# SHORT EXERCISE
Whenever a line below holds the word "from", copy that line.

# WORKING DATA
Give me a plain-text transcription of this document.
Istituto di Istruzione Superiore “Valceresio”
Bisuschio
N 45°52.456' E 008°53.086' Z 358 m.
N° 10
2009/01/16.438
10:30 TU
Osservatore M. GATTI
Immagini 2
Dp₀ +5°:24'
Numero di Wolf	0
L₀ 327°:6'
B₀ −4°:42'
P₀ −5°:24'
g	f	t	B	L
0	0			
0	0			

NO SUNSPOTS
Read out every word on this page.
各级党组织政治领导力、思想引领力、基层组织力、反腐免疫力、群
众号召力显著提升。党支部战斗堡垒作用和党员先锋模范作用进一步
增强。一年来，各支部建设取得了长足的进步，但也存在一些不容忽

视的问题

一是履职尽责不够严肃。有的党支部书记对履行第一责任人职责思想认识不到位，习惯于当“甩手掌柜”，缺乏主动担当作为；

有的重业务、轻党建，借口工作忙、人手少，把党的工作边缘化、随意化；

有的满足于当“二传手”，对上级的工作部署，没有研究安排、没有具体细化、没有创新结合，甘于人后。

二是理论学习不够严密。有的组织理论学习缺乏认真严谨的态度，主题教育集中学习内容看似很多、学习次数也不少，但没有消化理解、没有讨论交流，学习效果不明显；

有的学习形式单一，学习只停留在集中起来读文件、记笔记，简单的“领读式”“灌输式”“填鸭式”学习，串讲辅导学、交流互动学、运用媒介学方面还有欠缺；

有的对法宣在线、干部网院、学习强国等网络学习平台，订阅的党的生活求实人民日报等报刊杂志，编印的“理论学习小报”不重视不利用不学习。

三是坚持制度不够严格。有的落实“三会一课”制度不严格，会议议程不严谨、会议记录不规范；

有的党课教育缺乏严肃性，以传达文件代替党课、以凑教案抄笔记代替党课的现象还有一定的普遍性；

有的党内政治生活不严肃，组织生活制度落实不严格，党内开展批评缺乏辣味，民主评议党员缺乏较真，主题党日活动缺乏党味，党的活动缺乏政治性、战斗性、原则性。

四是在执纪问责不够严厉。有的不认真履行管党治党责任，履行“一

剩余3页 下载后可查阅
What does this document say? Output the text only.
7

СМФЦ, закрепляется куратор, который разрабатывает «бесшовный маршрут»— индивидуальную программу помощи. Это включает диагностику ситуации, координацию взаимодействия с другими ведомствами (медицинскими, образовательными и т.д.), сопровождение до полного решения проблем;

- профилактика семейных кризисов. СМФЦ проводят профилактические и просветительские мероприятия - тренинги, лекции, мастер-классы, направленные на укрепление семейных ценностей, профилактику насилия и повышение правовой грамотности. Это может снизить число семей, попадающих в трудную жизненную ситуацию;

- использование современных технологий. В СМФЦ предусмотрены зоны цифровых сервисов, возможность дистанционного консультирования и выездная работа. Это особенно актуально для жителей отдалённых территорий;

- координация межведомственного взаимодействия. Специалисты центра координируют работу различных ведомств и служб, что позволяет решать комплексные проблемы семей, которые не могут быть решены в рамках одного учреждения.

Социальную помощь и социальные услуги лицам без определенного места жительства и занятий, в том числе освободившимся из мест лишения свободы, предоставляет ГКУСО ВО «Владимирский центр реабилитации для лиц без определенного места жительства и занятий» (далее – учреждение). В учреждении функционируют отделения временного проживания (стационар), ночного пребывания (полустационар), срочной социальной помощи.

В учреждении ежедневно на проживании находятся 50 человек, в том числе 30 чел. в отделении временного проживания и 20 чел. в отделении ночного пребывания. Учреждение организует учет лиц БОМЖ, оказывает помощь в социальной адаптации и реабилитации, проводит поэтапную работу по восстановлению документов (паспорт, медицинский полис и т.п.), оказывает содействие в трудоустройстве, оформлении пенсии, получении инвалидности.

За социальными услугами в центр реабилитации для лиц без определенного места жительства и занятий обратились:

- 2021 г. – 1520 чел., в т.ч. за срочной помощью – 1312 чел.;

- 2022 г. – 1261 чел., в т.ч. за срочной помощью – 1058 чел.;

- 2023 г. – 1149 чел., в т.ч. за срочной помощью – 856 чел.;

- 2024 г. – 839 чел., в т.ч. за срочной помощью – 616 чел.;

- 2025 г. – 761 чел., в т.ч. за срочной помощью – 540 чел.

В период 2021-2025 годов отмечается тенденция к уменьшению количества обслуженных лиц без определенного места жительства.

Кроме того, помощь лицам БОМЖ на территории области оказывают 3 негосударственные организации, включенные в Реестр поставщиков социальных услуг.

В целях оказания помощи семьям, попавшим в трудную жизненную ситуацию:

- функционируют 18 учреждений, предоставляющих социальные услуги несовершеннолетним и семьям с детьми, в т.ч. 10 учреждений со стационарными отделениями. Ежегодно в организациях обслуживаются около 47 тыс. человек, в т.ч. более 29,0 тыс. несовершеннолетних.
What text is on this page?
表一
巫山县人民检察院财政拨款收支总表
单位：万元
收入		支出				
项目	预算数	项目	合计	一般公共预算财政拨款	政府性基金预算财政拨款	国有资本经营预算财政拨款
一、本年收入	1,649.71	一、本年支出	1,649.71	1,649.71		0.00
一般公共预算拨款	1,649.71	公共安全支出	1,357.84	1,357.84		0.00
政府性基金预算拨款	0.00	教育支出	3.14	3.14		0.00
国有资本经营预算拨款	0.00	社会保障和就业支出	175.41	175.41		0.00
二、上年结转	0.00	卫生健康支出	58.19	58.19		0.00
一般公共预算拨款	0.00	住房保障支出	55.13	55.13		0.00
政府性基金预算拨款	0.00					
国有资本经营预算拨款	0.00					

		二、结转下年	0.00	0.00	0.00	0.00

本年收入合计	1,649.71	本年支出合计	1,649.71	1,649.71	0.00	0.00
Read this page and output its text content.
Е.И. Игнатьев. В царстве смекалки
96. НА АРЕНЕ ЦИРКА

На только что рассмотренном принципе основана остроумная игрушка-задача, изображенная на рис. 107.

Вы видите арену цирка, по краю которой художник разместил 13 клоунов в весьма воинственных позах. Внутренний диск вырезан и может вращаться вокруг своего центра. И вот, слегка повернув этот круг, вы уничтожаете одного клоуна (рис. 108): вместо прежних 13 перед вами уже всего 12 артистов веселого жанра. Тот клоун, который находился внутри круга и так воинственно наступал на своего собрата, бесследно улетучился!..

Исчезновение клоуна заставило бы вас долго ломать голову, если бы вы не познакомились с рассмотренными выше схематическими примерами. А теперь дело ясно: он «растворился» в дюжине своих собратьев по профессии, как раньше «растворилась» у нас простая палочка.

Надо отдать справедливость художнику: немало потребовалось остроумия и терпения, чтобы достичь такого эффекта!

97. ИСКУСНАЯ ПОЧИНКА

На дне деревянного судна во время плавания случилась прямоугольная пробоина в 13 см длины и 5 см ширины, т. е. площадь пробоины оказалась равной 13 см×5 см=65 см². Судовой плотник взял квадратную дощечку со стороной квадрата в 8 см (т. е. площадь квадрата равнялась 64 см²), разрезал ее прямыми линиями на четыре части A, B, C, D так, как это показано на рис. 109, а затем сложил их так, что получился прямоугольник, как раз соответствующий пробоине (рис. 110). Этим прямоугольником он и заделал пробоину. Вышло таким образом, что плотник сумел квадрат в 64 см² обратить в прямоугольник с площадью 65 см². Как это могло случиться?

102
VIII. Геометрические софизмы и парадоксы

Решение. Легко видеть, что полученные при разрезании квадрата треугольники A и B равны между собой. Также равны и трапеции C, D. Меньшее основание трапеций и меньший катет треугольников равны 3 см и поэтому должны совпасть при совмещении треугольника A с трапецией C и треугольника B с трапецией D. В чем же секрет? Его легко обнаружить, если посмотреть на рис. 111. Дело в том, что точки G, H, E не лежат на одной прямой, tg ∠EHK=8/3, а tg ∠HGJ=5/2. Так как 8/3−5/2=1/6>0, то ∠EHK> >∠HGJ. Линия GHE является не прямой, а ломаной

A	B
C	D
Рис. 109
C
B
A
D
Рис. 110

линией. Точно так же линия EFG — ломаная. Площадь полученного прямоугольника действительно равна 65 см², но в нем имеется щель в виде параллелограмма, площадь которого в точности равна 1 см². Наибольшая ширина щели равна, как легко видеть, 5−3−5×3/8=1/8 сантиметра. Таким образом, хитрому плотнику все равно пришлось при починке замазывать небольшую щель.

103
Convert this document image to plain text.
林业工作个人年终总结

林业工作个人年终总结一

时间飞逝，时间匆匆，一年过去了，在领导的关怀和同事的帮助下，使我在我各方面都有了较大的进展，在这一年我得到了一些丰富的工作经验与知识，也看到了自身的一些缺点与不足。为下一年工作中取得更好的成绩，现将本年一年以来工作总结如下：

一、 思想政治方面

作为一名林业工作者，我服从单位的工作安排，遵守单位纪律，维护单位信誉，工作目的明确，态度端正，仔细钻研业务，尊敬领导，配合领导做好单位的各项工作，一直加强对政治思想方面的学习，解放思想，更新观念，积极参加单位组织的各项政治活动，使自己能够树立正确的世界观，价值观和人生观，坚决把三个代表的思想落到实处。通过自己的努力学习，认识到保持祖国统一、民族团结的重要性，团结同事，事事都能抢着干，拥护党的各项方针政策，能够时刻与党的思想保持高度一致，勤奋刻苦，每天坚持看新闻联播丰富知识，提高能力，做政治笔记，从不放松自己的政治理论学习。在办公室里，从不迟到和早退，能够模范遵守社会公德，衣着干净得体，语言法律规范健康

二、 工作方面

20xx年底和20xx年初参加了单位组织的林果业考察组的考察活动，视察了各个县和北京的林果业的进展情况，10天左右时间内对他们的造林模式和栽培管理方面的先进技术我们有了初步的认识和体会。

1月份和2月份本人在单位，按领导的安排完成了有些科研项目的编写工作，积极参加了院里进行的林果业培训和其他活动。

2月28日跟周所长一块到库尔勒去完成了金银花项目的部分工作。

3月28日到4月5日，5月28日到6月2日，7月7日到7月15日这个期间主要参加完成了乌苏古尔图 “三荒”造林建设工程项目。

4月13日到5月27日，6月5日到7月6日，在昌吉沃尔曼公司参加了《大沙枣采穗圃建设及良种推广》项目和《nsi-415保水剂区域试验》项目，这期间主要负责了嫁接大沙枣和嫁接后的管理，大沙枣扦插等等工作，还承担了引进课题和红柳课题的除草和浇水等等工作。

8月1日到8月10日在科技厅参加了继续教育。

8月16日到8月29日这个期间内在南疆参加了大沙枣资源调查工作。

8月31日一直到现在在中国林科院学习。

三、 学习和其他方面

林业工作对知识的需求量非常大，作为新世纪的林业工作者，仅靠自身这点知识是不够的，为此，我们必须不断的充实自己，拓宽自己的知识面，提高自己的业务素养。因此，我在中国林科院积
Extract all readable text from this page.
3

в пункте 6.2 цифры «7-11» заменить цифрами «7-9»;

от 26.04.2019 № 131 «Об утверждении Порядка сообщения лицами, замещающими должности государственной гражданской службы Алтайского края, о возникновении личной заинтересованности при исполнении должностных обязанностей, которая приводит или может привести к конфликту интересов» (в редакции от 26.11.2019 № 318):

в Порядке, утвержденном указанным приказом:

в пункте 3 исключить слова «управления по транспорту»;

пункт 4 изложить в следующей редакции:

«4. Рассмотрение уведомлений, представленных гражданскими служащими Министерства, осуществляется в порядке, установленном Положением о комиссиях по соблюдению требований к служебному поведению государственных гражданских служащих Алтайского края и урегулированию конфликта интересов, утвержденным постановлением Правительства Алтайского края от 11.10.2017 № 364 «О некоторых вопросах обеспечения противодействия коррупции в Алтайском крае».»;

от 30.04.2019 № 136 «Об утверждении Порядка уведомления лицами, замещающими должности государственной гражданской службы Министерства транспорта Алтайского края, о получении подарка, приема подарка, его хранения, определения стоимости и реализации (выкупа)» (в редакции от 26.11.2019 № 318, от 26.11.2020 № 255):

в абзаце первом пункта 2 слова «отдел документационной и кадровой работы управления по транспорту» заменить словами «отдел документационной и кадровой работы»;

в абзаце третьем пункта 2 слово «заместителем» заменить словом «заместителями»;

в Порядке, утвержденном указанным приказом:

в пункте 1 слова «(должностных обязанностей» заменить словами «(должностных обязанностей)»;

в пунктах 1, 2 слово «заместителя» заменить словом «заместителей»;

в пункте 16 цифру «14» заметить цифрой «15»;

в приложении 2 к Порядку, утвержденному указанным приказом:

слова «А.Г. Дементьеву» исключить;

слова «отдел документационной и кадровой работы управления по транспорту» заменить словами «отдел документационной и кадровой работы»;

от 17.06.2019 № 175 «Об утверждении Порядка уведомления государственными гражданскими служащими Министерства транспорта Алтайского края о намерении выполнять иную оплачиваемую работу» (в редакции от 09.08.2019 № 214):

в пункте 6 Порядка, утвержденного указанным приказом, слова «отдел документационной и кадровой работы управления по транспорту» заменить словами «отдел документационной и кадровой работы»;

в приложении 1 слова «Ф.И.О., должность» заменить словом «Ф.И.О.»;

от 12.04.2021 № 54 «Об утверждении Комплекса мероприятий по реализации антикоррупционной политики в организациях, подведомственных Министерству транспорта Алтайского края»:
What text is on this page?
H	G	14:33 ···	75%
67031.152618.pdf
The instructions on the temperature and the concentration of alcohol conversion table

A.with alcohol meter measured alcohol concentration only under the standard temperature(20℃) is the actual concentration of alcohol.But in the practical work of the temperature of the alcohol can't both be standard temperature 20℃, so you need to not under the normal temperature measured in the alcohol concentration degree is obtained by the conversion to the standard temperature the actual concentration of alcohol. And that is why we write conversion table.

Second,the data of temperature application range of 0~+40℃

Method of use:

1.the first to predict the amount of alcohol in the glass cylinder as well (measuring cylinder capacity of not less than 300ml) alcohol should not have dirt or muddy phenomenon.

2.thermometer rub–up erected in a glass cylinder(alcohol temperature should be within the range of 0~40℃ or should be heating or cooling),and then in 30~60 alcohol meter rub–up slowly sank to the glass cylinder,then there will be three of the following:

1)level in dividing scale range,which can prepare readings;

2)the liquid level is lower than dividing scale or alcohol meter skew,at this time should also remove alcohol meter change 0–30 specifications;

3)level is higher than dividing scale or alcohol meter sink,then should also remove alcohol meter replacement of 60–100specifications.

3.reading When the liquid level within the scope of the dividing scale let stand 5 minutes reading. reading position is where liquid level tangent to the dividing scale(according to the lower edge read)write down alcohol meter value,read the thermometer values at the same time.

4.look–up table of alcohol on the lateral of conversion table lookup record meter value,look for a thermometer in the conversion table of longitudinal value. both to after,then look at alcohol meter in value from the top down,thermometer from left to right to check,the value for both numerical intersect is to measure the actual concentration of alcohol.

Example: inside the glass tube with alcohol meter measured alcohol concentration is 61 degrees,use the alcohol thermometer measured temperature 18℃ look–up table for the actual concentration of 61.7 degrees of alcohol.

# RESULT OF THE TASK
Extract all readable text from this page.
4.look–up table of alcohol on the lateral of conversion table lookup record meter value,look for a thermometer in the conversion table of longitudinal value. both to after,then look at alcohol meter in value from the top down,thermometer from left to right to check,the value for both numerical intersect is to measure the actual concentration of alcohol.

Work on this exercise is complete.